╔══

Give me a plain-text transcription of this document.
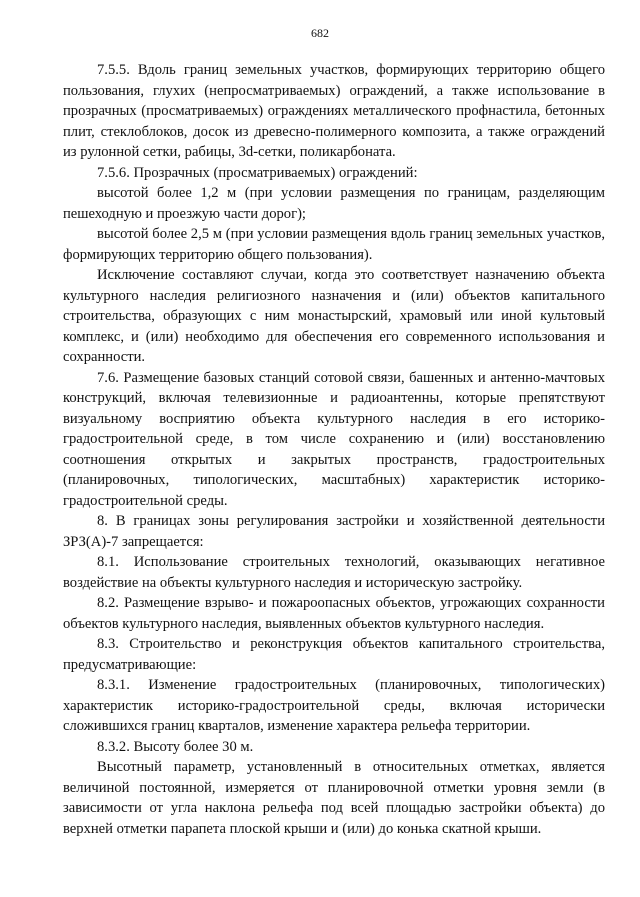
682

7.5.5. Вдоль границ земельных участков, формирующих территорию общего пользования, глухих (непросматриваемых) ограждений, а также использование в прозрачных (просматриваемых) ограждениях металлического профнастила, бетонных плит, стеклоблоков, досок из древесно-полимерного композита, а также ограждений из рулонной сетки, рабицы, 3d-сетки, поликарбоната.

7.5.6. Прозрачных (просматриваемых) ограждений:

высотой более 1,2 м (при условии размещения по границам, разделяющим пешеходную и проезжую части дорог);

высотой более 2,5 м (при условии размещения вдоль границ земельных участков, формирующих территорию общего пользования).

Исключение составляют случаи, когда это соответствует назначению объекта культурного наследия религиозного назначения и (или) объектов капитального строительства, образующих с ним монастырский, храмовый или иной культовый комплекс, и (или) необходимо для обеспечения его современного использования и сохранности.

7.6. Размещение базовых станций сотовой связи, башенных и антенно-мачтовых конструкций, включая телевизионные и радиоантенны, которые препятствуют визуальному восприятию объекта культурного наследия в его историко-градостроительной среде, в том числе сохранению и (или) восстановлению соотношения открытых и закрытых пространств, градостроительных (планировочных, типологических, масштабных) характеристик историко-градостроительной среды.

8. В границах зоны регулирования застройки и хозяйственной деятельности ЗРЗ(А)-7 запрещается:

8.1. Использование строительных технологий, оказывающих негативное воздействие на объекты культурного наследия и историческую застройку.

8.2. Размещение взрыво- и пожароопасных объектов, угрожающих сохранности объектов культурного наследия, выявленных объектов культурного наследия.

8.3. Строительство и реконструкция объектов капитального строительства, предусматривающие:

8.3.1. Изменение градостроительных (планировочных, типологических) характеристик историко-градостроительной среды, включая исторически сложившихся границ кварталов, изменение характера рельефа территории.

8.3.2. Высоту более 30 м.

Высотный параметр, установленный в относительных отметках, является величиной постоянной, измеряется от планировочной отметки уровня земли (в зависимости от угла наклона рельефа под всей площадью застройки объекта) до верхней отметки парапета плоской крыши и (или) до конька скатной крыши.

╚══

◆ What to work on
Which lines above hold the word "объекта"? Copy each of them.

◆ Correct output
Исключение составляют случаи, когда это соответствует назначению объекта культурного наследия религиозного назначения и (или) объектов капитального строительства, образующих с ним монастырский, храмовый или иной культовый комплекс, и (или) необходимо для обеспечения его современного использования и сохранности.
7.6. Размещение базовых станций сотовой связи, башенных и антенно-мачтовых конструкций, включая телевизионные и радиоантенны, которые препятствуют визуальному восприятию объекта культурного наследия в его историко-градостроительной среде, в том числе сохранению и (или) восстановлению соотношения открытых и закрытых пространств, градостроительных (планировочных, типологических, масштабных) характеристик историко-градостроительной среды.
Высотный параметр, установленный в относительных отметках, является величиной постоянной, измеряется от планировочной отметки уровня земли (в зависимости от угла наклона рельефа под всей площадью застройки объекта) до верхней отметки парапета плоской крыши и (или) до конька скатной крыши.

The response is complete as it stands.